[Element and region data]
[BEGIN]

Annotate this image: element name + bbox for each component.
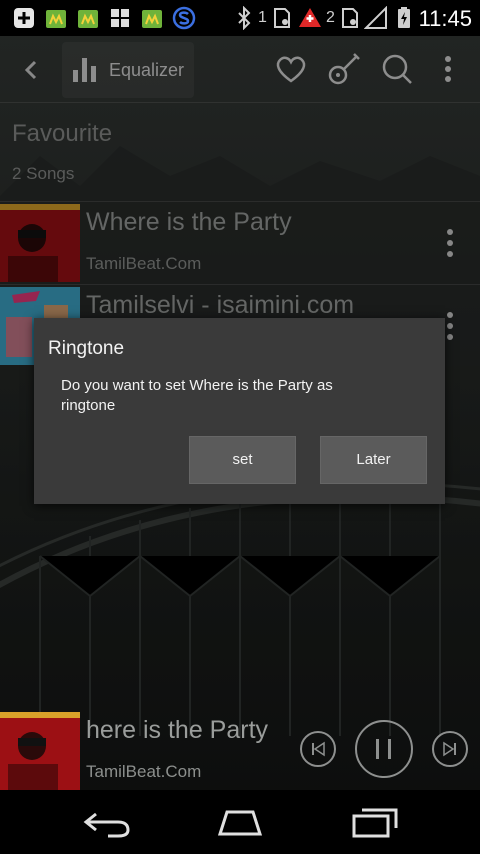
sim2-label: 2 bbox=[326, 9, 335, 26]
sim1-label: 1 bbox=[258, 9, 267, 26]
set-button[interactable]: set bbox=[189, 436, 296, 484]
navigation-bar bbox=[0, 790, 480, 854]
now-playing-title: here is the Party bbox=[86, 716, 269, 744]
add-icon bbox=[14, 8, 34, 28]
later-button[interactable]: Later bbox=[320, 436, 427, 484]
sync-icon bbox=[172, 6, 196, 30]
ringtone-dialog: Ringtone Do you want to set Where is the… bbox=[34, 318, 445, 504]
back-nav-icon[interactable] bbox=[82, 806, 132, 838]
sim-icon bbox=[342, 8, 358, 28]
play-pause-button[interactable] bbox=[355, 720, 413, 778]
previous-button[interactable] bbox=[300, 731, 336, 767]
app-icon bbox=[78, 10, 98, 28]
sim-icon bbox=[274, 8, 290, 28]
signal-icon bbox=[364, 6, 387, 29]
bluetooth-icon bbox=[238, 6, 251, 30]
app-icon bbox=[111, 9, 129, 27]
status-bar: 1 2 11:45 bbox=[0, 0, 480, 36]
dialog-message: Do you want to set Where is the Party as… bbox=[61, 377, 333, 414]
skip-previous-icon bbox=[312, 741, 325, 757]
album-art bbox=[0, 712, 80, 790]
pause-icon bbox=[376, 739, 391, 759]
app-icon bbox=[46, 10, 66, 28]
battery-icon bbox=[398, 7, 410, 28]
next-button[interactable] bbox=[432, 731, 468, 767]
app-icon bbox=[142, 10, 162, 28]
recents-nav-icon[interactable] bbox=[350, 806, 400, 838]
clock: 11:45 bbox=[418, 6, 472, 31]
skip-next-icon bbox=[443, 741, 456, 757]
dialog-title: Ringtone bbox=[48, 338, 125, 359]
alert-icon bbox=[299, 8, 321, 27]
mini-player[interactable]: here is the Party TamilBeat.Com bbox=[0, 708, 480, 790]
home-nav-icon[interactable] bbox=[215, 806, 265, 838]
now-playing-artist: TamilBeat.Com bbox=[86, 762, 202, 781]
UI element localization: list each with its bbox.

[END]

● PROBLEM STATEMENT
Format the rows above as a JSON list of strings with one string per line. Skip blank lines and leave out the pictures.

● RESULT BELOW
[
  "Annotate this image: element name + bbox for each component.",
  "sim2-label: 2 bbox=[326, 9, 335, 26]",
  "sim1-label: 1 bbox=[258, 9, 267, 26]",
  "set-button[interactable]: set bbox=[189, 436, 296, 484]",
  "navigation-bar bbox=[0, 790, 480, 854]",
  "now-playing-title: here is the Party bbox=[86, 716, 269, 744]",
  "add-icon bbox=[14, 8, 34, 28]",
  "later-button[interactable]: Later bbox=[320, 436, 427, 484]",
  "sync-icon bbox=[172, 6, 196, 30]",
  "ringtone-dialog: Ringtone Do you want to set Where is the… bbox=[34, 318, 445, 504]",
  "back-nav-icon[interactable] bbox=[82, 806, 132, 838]",
  "sim-icon bbox=[342, 8, 358, 28]",
  "play-pause-button[interactable] bbox=[355, 720, 413, 778]",
  "previous-button[interactable] bbox=[300, 731, 336, 767]",
  "app-icon bbox=[78, 10, 98, 28]",
  "sim-icon bbox=[274, 8, 290, 28]",
  "signal-icon bbox=[364, 6, 387, 29]",
  "bluetooth-icon bbox=[238, 6, 251, 30]",
  "app-icon bbox=[111, 9, 129, 27]",
  "status-bar: 1 2 11:45 bbox=[0, 0, 480, 36]",
  "dialog-message: Do you want to set Where is the Party as… bbox=[61, 377, 333, 414]",
  "skip-previous-icon bbox=[312, 741, 325, 757]",
  "album-art bbox=[0, 712, 80, 790]",
  "pause-icon bbox=[376, 739, 391, 759]",
  "app-icon bbox=[46, 10, 66, 28]",
  "battery-icon bbox=[398, 7, 410, 28]",
  "next-button[interactable] bbox=[432, 731, 468, 767]",
  "app-icon bbox=[142, 10, 162, 28]",
  "recents-nav-icon[interactable] bbox=[350, 806, 400, 838]",
  "clock: 11:45 bbox=[418, 6, 472, 31]",
  "skip-next-icon bbox=[443, 741, 456, 757]",
  "dialog-title: Ringtone bbox=[48, 338, 125, 359]",
  "alert-icon bbox=[299, 8, 321, 27]",
  "mini-player[interactable]: here is the Party TamilBeat.Com bbox=[0, 708, 480, 790]",
  "home-nav-icon[interactable] bbox=[215, 806, 265, 838]",
  "now-playing-artist: TamilBeat.Com bbox=[86, 762, 202, 781]",
  "UI element localization: list each with its bbox."
]